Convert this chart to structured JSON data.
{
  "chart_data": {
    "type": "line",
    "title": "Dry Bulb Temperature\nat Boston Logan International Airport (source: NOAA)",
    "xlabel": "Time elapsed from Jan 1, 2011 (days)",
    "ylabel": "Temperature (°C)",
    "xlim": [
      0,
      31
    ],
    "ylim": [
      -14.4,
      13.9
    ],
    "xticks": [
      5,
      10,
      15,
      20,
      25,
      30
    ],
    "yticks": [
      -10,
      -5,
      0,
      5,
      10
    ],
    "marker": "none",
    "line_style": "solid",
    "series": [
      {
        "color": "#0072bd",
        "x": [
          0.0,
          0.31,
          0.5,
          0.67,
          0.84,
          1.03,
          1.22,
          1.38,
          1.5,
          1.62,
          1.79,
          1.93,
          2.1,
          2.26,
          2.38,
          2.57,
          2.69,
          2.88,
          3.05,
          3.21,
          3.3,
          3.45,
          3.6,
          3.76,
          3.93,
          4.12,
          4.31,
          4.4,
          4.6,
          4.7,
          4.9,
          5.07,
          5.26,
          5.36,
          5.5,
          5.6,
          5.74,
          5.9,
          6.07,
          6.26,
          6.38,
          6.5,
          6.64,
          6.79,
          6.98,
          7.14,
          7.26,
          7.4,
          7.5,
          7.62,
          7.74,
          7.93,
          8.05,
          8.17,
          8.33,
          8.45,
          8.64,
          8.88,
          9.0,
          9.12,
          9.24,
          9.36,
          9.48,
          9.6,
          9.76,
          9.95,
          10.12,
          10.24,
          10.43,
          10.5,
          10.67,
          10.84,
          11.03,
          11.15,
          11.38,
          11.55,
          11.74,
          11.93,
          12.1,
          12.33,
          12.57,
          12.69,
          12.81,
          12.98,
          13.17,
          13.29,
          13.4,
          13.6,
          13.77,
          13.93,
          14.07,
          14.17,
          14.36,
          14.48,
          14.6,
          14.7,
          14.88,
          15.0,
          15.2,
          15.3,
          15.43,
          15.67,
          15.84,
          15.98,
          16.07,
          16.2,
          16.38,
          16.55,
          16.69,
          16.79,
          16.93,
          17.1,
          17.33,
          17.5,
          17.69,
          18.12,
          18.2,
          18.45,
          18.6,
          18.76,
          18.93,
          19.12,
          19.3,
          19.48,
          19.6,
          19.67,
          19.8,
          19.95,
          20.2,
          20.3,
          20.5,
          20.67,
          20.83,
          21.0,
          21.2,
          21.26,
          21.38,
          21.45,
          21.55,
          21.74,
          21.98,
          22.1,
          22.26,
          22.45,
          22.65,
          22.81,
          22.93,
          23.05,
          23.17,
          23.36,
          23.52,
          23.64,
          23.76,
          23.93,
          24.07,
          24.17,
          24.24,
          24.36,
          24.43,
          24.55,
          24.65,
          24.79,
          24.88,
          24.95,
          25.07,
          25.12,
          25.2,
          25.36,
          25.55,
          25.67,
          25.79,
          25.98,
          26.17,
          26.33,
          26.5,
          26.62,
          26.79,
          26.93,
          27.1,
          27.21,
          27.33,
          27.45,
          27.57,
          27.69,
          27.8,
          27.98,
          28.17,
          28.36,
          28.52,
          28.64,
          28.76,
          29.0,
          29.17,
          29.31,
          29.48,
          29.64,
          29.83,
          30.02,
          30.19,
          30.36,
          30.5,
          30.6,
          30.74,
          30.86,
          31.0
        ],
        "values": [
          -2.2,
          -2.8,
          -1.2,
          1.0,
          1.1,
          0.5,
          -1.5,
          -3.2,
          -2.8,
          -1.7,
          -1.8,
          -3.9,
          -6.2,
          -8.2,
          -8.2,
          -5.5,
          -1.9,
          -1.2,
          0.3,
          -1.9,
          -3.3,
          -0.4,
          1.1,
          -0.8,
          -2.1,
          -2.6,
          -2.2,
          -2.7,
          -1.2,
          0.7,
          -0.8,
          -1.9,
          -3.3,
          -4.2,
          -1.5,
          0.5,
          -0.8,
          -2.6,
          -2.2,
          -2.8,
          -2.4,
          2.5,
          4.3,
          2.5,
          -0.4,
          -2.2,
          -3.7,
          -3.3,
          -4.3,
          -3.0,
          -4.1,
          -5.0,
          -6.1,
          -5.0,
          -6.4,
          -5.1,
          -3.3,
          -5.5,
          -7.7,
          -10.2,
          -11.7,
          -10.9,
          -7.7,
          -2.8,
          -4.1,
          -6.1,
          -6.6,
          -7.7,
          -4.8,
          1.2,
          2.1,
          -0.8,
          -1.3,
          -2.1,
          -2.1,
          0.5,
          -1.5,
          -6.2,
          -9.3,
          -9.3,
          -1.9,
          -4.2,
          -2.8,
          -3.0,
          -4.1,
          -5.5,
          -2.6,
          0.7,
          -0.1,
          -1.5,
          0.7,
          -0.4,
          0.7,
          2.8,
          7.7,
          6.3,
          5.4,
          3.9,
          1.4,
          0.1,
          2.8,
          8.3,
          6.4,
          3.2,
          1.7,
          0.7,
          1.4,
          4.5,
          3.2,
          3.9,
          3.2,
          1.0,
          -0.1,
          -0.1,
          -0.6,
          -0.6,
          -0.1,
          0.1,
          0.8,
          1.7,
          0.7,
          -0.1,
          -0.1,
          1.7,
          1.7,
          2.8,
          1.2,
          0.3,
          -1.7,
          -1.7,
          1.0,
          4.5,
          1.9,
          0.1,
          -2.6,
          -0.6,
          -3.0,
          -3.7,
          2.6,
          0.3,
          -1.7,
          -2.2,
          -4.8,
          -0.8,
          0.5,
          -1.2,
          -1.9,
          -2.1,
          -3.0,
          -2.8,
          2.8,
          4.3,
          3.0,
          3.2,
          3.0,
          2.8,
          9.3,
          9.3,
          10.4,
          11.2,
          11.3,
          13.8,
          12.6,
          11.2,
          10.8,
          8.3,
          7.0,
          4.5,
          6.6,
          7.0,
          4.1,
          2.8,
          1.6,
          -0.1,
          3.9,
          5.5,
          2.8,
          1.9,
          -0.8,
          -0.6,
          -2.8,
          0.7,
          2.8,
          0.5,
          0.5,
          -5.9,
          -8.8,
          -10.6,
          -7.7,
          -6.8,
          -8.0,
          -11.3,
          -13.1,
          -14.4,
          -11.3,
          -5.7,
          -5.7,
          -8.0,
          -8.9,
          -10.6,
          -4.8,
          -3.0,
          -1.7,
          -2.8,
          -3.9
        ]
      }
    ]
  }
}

THE TASK: Each line of the listing above should be output exactly.

SOLUTION TO THE EXERCISE:
Convert this chart to structured JSON data.
{
  "chart_data": {
    "type": "line",
    "title": "Dry Bulb Temperature\nat Boston Logan International Airport (source: NOAA)",
    "xlabel": "Time elapsed from Jan 1, 2011 (days)",
    "ylabel": "Temperature (°C)",
    "xlim": [
      0,
      31
    ],
    "ylim": [
      -14.4,
      13.9
    ],
    "xticks": [
      5,
      10,
      15,
      20,
      25,
      30
    ],
    "yticks": [
      -10,
      -5,
      0,
      5,
      10
    ],
    "marker": "none",
    "line_style": "solid",
    "series": [
      {
        "color": "#0072bd",
        "x": [
          0.0,
          0.31,
          0.5,
          0.67,
          0.84,
          1.03,
          1.22,
          1.38,
          1.5,
          1.62,
          1.79,
          1.93,
          2.1,
          2.26,
          2.38,
          2.57,
          2.69,
          2.88,
          3.05,
          3.21,
          3.3,
          3.45,
          3.6,
          3.76,
          3.93,
          4.12,
          4.31,
          4.4,
          4.6,
          4.7,
          4.9,
          5.07,
          5.26,
          5.36,
          5.5,
          5.6,
          5.74,
          5.9,
          6.07,
          6.26,
          6.38,
          6.5,
          6.64,
          6.79,
          6.98,
          7.14,
          7.26,
          7.4,
          7.5,
          7.62,
          7.74,
          7.93,
          8.05,
          8.17,
          8.33,
          8.45,
          8.64,
          8.88,
          9.0,
          9.12,
          9.24,
          9.36,
          9.48,
          9.6,
          9.76,
          9.95,
          10.12,
          10.24,
          10.43,
          10.5,
          10.67,
          10.84,
          11.03,
          11.15,
          11.38,
          11.55,
          11.74,
          11.93,
          12.1,
          12.33,
          12.57,
          12.69,
          12.81,
          12.98,
          13.17,
          13.29,
          13.4,
          13.6,
          13.77,
          13.93,
          14.07,
          14.17,
          14.36,
          14.48,
          14.6,
          14.7,
          14.88,
          15.0,
          15.2,
          15.3,
          15.43,
          15.67,
          15.84,
          15.98,
          16.07,
          16.2,
          16.38,
          16.55,
          16.69,
          16.79,
          16.93,
          17.1,
          17.33,
          17.5,
          17.69,
          18.12,
          18.2,
          18.45,
          18.6,
          18.76,
          18.93,
          19.12,
          19.3,
          19.48,
          19.6,
          19.67,
          19.8,
          19.95,
          20.2,
          20.3,
          20.5,
          20.67,
          20.83,
          21.0,
          21.2,
          21.26,
          21.38,
          21.45,
          21.55,
          21.74,
          21.98,
          22.1,
          22.26,
          22.45,
          22.65,
          22.81,
          22.93,
          23.05,
          23.17,
          23.36,
          23.52,
          23.64,
          23.76,
          23.93,
          24.07,
          24.17,
          24.24,
          24.36,
          24.43,
          24.55,
          24.65,
          24.79,
          24.88,
          24.95,
          25.07,
          25.12,
          25.2,
          25.36,
          25.55,
          25.67,
          25.79,
          25.98,
          26.17,
          26.33,
          26.5,
          26.62,
          26.79,
          26.93,
          27.1,
          27.21,
          27.33,
          27.45,
          27.57,
          27.69,
          27.8,
          27.98,
          28.17,
          28.36,
          28.52,
          28.64,
          28.76,
          29.0,
          29.17,
          29.31,
          29.48,
          29.64,
          29.83,
          30.02,
          30.19,
          30.36,
          30.5,
          30.6,
          30.74,
          30.86,
          31.0
        ],
        "values": [
          -2.2,
          -2.8,
          -1.2,
          1.0,
          1.1,
          0.5,
          -1.5,
          -3.2,
          -2.8,
          -1.7,
          -1.8,
          -3.9,
          -6.2,
          -8.2,
          -8.2,
          -5.5,
          -1.9,
          -1.2,
          0.3,
          -1.9,
          -3.3,
          -0.4,
          1.1,
          -0.8,
          -2.1,
          -2.6,
          -2.2,
          -2.7,
          -1.2,
          0.7,
          -0.8,
          -1.9,
          -3.3,
          -4.2,
          -1.5,
          0.5,
          -0.8,
          -2.6,
          -2.2,
          -2.8,
          -2.4,
          2.5,
          4.3,
          2.5,
          -0.4,
          -2.2,
          -3.7,
          -3.3,
          -4.3,
          -3.0,
          -4.1,
          -5.0,
          -6.1,
          -5.0,
          -6.4,
          -5.1,
          -3.3,
          -5.5,
          -7.7,
          -10.2,
          -11.7,
          -10.9,
          -7.7,
          -2.8,
          -4.1,
          -6.1,
          -6.6,
          -7.7,
          -4.8,
          1.2,
          2.1,
          -0.8,
          -1.3,
          -2.1,
          -2.1,
          0.5,
          -1.5,
          -6.2,
          -9.3,
          -9.3,
          -1.9,
          -4.2,
          -2.8,
          -3.0,
          -4.1,
          -5.5,
          -2.6,
          0.7,
          -0.1,
          -1.5,
          0.7,
          -0.4,
          0.7,
          2.8,
          7.7,
          6.3,
          5.4,
          3.9,
          1.4,
          0.1,
          2.8,
          8.3,
          6.4,
          3.2,
          1.7,
          0.7,
          1.4,
          4.5,
          3.2,
          3.9,
          3.2,
          1.0,
          -0.1,
          -0.1,
          -0.6,
          -0.6,
          -0.1,
          0.1,
          0.8,
          1.7,
          0.7,
          -0.1,
          -0.1,
          1.7,
          1.7,
          2.8,
          1.2,
          0.3,
          -1.7,
          -1.7,
          1.0,
          4.5,
          1.9,
          0.1,
          -2.6,
          -0.6,
          -3.0,
          -3.7,
          2.6,
          0.3,
          -1.7,
          -2.2,
          -4.8,
          -0.8,
          0.5,
          -1.2,
          -1.9,
          -2.1,
          -3.0,
          -2.8,
          2.8,
          4.3,
          3.0,
          3.2,
          3.0,
          2.8,
          9.3,
          9.3,
          10.4,
          11.2,
          11.3,
          13.8,
          12.6,
          11.2,
          10.8,
          8.3,
          7.0,
          4.5,
          6.6,
          7.0,
          4.1,
          2.8,
          1.6,
          -0.1,
          3.9,
          5.5,
          2.8,
          1.9,
          -0.8,
          -0.6,
          -2.8,
          0.7,
          2.8,
          0.5,
          0.5,
          -5.9,
          -8.8,
          -10.6,
          -7.7,
          -6.8,
          -8.0,
          -11.3,
          -13.1,
          -14.4,
          -11.3,
          -5.7,
          -5.7,
          -8.0,
          -8.9,
          -10.6,
          -4.8,
          -3.0,
          -1.7,
          -2.8,
          -3.9
        ]
      }
    ]
  }
}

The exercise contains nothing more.